STATED PROBLEM
Send back the records in full, character for character.

INFORMATION GIVEN
+===+
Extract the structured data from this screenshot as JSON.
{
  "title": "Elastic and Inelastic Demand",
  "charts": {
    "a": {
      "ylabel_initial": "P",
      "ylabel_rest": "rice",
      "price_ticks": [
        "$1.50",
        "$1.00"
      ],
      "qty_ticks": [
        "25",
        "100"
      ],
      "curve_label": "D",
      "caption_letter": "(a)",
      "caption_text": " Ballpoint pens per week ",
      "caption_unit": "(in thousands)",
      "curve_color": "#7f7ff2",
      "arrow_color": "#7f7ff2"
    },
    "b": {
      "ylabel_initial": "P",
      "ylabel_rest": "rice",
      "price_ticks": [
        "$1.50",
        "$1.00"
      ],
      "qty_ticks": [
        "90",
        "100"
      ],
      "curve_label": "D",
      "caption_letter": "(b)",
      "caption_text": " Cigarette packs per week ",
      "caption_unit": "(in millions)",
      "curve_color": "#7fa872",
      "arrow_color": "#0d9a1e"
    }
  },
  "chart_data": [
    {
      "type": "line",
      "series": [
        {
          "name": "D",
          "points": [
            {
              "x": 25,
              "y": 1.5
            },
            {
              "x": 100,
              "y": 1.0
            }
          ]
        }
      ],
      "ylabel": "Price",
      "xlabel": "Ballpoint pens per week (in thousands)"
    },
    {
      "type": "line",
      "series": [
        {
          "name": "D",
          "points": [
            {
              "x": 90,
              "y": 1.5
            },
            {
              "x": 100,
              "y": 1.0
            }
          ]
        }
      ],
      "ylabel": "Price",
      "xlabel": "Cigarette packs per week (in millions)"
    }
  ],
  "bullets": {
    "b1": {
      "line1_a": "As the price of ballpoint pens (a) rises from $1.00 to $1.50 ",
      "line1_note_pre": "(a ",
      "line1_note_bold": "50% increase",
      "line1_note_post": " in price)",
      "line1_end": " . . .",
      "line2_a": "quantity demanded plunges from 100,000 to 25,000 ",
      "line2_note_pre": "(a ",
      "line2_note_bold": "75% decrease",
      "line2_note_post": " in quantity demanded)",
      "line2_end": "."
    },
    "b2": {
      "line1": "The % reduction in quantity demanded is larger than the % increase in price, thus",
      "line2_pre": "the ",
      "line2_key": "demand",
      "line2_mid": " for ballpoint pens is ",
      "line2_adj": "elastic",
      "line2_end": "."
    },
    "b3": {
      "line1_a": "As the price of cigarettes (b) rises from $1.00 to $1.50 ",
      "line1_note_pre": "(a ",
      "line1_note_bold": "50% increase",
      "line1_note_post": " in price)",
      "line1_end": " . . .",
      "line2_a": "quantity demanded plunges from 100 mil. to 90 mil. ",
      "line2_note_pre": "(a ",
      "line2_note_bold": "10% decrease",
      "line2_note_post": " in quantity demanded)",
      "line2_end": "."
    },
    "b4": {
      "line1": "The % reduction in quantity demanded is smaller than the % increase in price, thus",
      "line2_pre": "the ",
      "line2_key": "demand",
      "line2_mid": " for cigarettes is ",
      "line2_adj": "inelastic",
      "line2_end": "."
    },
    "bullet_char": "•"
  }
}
+===+
THE OUTPUT
Extract the structured data from this screenshot as JSON.
{
  "title": "Elastic and Inelastic Demand",
  "charts": {
    "a": {
      "ylabel_initial": "P",
      "ylabel_rest": "rice",
      "price_ticks": [
        "$1.50",
        "$1.00"
      ],
      "qty_ticks": [
        "25",
        "100"
      ],
      "curve_label": "D",
      "caption_letter": "(a)",
      "caption_text": " Ballpoint pens per week ",
      "caption_unit": "(in thousands)",
      "curve_color": "#7f7ff2",
      "arrow_color": "#7f7ff2"
    },
    "b": {
      "ylabel_initial": "P",
      "ylabel_rest": "rice",
      "price_ticks": [
        "$1.50",
        "$1.00"
      ],
      "qty_ticks": [
        "90",
        "100"
      ],
      "curve_label": "D",
      "caption_letter": "(b)",
      "caption_text": " Cigarette packs per week ",
      "caption_unit": "(in millions)",
      "curve_color": "#7fa872",
      "arrow_color": "#0d9a1e"
    }
  },
  "chart_data": [
    {
      "type": "line",
      "series": [
        {
          "name": "D",
          "points": [
            {
              "x": 25,
              "y": 1.5
            },
            {
              "x": 100,
              "y": 1.0
            }
          ]
        }
      ],
      "ylabel": "Price",
      "xlabel": "Ballpoint pens per week (in thousands)"
    },
    {
      "type": "line",
      "series": [
        {
          "name": "D",
          "points": [
            {
              "x": 90,
              "y": 1.5
            },
            {
              "x": 100,
              "y": 1.0
            }
          ]
        }
      ],
      "ylabel": "Price",
      "xlabel": "Cigarette packs per week (in millions)"
    }
  ],
  "bullets": {
    "b1": {
      "line1_a": "As the price of ballpoint pens (a) rises from $1.00 to $1.50 ",
      "line1_note_pre": "(a ",
      "line1_note_bold": "50% increase",
      "line1_note_post": " in price)",
      "line1_end": " . . .",
      "line2_a": "quantity demanded plunges from 100,000 to 25,000 ",
      "line2_note_pre": "(a ",
      "line2_note_bold": "75% decrease",
      "line2_note_post": " in quantity demanded)",
      "line2_end": "."
    },
    "b2": {
      "line1": "The % reduction in quantity demanded is larger than the % increase in price, thus",
      "line2_pre": "the ",
      "line2_key": "demand",
      "line2_mid": " for ballpoint pens is ",
      "line2_adj": "elastic",
      "line2_end": "."
    },
    "b3": {
      "line1_a": "As the price of cigarettes (b) rises from $1.00 to $1.50 ",
      "line1_note_pre": "(a ",
      "line1_note_bold": "50% increase",
      "line1_note_post": " in price)",
      "line1_end": " . . .",
      "line2_a": "quantity demanded plunges from 100 mil. to 90 mil. ",
      "line2_note_pre": "(a ",
      "line2_note_bold": "10% decrease",
      "line2_note_post": " in quantity demanded)",
      "line2_end": "."
    },
    "b4": {
      "line1": "The % reduction in quantity demanded is smaller than the % increase in price, thus",
      "line2_pre": "the ",
      "line2_key": "demand",
      "line2_mid": " for cigarettes is ",
      "line2_adj": "inelastic",
      "line2_end": "."
    },
    "bullet_char": "•"
  }
}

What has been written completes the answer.